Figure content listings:
□ □ □ □

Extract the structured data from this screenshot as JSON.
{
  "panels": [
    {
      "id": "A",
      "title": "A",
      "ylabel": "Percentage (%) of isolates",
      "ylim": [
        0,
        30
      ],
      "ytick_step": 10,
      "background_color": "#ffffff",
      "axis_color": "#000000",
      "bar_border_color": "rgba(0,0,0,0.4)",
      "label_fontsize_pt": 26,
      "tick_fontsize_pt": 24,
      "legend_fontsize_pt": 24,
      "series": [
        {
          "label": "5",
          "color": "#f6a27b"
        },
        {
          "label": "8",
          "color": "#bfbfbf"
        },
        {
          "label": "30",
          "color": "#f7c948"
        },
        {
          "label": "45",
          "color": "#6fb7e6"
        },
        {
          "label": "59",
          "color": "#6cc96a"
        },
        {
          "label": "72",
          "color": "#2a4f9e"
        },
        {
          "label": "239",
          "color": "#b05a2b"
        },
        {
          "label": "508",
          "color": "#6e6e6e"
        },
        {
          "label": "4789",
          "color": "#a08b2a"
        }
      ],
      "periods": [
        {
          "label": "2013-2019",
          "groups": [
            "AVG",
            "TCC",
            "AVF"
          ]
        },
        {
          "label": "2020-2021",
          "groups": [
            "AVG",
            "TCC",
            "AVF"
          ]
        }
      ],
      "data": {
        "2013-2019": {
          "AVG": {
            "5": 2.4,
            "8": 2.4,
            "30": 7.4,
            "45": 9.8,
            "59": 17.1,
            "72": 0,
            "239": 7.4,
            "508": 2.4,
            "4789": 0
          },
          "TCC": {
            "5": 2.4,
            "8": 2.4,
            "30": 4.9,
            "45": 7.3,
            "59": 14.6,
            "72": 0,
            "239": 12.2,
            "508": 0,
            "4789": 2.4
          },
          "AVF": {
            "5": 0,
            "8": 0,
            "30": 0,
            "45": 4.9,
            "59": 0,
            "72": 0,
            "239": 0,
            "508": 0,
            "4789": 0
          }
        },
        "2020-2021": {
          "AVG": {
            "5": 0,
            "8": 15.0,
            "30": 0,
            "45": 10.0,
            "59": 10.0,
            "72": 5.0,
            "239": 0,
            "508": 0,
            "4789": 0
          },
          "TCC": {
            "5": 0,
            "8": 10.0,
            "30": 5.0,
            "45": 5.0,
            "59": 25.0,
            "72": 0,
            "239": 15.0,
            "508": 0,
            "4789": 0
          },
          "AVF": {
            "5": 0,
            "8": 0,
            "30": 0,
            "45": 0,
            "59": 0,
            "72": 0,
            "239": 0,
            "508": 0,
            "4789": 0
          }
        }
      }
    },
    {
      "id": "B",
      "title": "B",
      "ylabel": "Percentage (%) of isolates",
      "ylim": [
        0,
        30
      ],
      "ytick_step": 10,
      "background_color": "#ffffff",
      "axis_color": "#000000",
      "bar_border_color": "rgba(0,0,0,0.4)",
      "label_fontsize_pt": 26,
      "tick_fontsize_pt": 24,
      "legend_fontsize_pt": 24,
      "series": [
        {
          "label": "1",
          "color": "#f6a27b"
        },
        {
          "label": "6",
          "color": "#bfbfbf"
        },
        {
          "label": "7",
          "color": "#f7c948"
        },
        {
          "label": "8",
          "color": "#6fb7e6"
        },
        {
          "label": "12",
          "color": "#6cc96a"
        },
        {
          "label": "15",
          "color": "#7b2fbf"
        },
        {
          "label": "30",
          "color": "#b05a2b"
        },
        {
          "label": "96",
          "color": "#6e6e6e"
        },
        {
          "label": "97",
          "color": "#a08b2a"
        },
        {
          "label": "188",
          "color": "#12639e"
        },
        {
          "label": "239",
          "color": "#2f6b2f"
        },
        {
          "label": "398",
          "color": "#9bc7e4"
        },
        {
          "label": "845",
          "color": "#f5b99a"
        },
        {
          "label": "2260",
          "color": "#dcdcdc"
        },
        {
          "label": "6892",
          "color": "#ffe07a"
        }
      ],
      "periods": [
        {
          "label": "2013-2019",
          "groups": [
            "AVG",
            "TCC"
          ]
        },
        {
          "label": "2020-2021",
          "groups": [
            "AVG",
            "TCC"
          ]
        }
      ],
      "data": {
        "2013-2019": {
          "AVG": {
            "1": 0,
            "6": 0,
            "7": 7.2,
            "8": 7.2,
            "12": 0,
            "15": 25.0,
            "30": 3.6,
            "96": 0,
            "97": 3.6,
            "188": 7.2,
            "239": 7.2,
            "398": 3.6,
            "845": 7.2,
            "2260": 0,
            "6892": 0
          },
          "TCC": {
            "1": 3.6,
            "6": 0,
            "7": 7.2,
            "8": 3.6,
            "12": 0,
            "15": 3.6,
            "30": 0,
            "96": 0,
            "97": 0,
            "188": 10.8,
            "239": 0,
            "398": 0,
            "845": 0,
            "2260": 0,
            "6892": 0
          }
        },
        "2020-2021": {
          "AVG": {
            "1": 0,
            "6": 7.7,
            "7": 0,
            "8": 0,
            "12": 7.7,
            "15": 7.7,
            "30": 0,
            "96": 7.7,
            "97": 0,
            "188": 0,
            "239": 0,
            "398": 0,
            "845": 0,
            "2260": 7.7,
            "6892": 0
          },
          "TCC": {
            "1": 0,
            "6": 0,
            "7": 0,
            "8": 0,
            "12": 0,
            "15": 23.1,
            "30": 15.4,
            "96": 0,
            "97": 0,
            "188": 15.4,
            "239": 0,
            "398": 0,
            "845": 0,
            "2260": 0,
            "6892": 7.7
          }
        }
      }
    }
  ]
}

□ □ □ □

→ **Task description**
Write the entries again, exactly as they stand.

→ **Correct response**
Extract the structured data from this screenshot as JSON.
{
  "panels": [
    {
      "id": "A",
      "title": "A",
      "ylabel": "Percentage (%) of isolates",
      "ylim": [
        0,
        30
      ],
      "ytick_step": 10,
      "background_color": "#ffffff",
      "axis_color": "#000000",
      "bar_border_color": "rgba(0,0,0,0.4)",
      "label_fontsize_pt": 26,
      "tick_fontsize_pt": 24,
      "legend_fontsize_pt": 24,
      "series": [
        {
          "label": "5",
          "color": "#f6a27b"
        },
        {
          "label": "8",
          "color": "#bfbfbf"
        },
        {
          "label": "30",
          "color": "#f7c948"
        },
        {
          "label": "45",
          "color": "#6fb7e6"
        },
        {
          "label": "59",
          "color": "#6cc96a"
        },
        {
          "label": "72",
          "color": "#2a4f9e"
        },
        {
          "label": "239",
          "color": "#b05a2b"
        },
        {
          "label": "508",
          "color": "#6e6e6e"
        },
        {
          "label": "4789",
          "color": "#a08b2a"
        }
      ],
      "periods": [
        {
          "label": "2013-2019",
          "groups": [
            "AVG",
            "TCC",
            "AVF"
          ]
        },
        {
          "label": "2020-2021",
          "groups": [
            "AVG",
            "TCC",
            "AVF"
          ]
        }
      ],
      "data": {
        "2013-2019": {
          "AVG": {
            "5": 2.4,
            "8": 2.4,
            "30": 7.4,
            "45": 9.8,
            "59": 17.1,
            "72": 0,
            "239": 7.4,
            "508": 2.4,
            "4789": 0
          },
          "TCC": {
            "5": 2.4,
            "8": 2.4,
            "30": 4.9,
            "45": 7.3,
            "59": 14.6,
            "72": 0,
            "239": 12.2,
            "508": 0,
            "4789": 2.4
          },
          "AVF": {
            "5": 0,
            "8": 0,
            "30": 0,
            "45": 4.9,
            "59": 0,
            "72": 0,
            "239": 0,
            "508": 0,
            "4789": 0
          }
        },
        "2020-2021": {
          "AVG": {
            "5": 0,
            "8": 15.0,
            "30": 0,
            "45": 10.0,
            "59": 10.0,
            "72": 5.0,
            "239": 0,
            "508": 0,
            "4789": 0
          },
          "TCC": {
            "5": 0,
            "8": 10.0,
            "30": 5.0,
            "45": 5.0,
            "59": 25.0,
            "72": 0,
            "239": 15.0,
            "508": 0,
            "4789": 0
          },
          "AVF": {
            "5": 0,
            "8": 0,
            "30": 0,
            "45": 0,
            "59": 0,
            "72": 0,
            "239": 0,
            "508": 0,
            "4789": 0
          }
        }
      }
    },
    {
      "id": "B",
      "title": "B",
      "ylabel": "Percentage (%) of isolates",
      "ylim": [
        0,
        30
      ],
      "ytick_step": 10,
      "background_color": "#ffffff",
      "axis_color": "#000000",
      "bar_border_color": "rgba(0,0,0,0.4)",
      "label_fontsize_pt": 26,
      "tick_fontsize_pt": 24,
      "legend_fontsize_pt": 24,
      "series": [
        {
          "label": "1",
          "color": "#f6a27b"
        },
        {
          "label": "6",
          "color": "#bfbfbf"
        },
        {
          "label": "7",
          "color": "#f7c948"
        },
        {
          "label": "8",
          "color": "#6fb7e6"
        },
        {
          "label": "12",
          "color": "#6cc96a"
        },
        {
          "label": "15",
          "color": "#7b2fbf"
        },
        {
          "label": "30",
          "color": "#b05a2b"
        },
        {
          "label": "96",
          "color": "#6e6e6e"
        },
        {
          "label": "97",
          "color": "#a08b2a"
        },
        {
          "label": "188",
          "color": "#12639e"
        },
        {
          "label": "239",
          "color": "#2f6b2f"
        },
        {
          "label": "398",
          "color": "#9bc7e4"
        },
        {
          "label": "845",
          "color": "#f5b99a"
        },
        {
          "label": "2260",
          "color": "#dcdcdc"
        },
        {
          "label": "6892",
          "color": "#ffe07a"
        }
      ],
      "periods": [
        {
          "label": "2013-2019",
          "groups": [
            "AVG",
            "TCC"
          ]
        },
        {
          "label": "2020-2021",
          "groups": [
            "AVG",
            "TCC"
          ]
        }
      ],
      "data": {
        "2013-2019": {
          "AVG": {
            "1": 0,
            "6": 0,
            "7": 7.2,
            "8": 7.2,
            "12": 0,
            "15": 25.0,
            "30": 3.6,
            "96": 0,
            "97": 3.6,
            "188": 7.2,
            "239": 7.2,
            "398": 3.6,
            "845": 7.2,
            "2260": 0,
            "6892": 0
          },
          "TCC": {
            "1": 3.6,
            "6": 0,
            "7": 7.2,
            "8": 3.6,
            "12": 0,
            "15": 3.6,
            "30": 0,
            "96": 0,
            "97": 0,
            "188": 10.8,
            "239": 0,
            "398": 0,
            "845": 0,
            "2260": 0,
            "6892": 0
          }
        },
        "2020-2021": {
          "AVG": {
            "1": 0,
            "6": 7.7,
            "7": 0,
            "8": 0,
            "12": 7.7,
            "15": 7.7,
            "30": 0,
            "96": 7.7,
            "97": 0,
            "188": 0,
            "239": 0,
            "398": 0,
            "845": 0,
            "2260": 7.7,
            "6892": 0
          },
          "TCC": {
            "1": 0,
            "6": 0,
            "7": 0,
            "8": 0,
            "12": 0,
            "15": 23.1,
            "30": 15.4,
            "96": 0,
            "97": 0,
            "188": 15.4,
            "239": 0,
            "398": 0,
            "845": 0,
            "2260": 0,
            "6892": 7.7
          }
        }
      }
    }
  ]
}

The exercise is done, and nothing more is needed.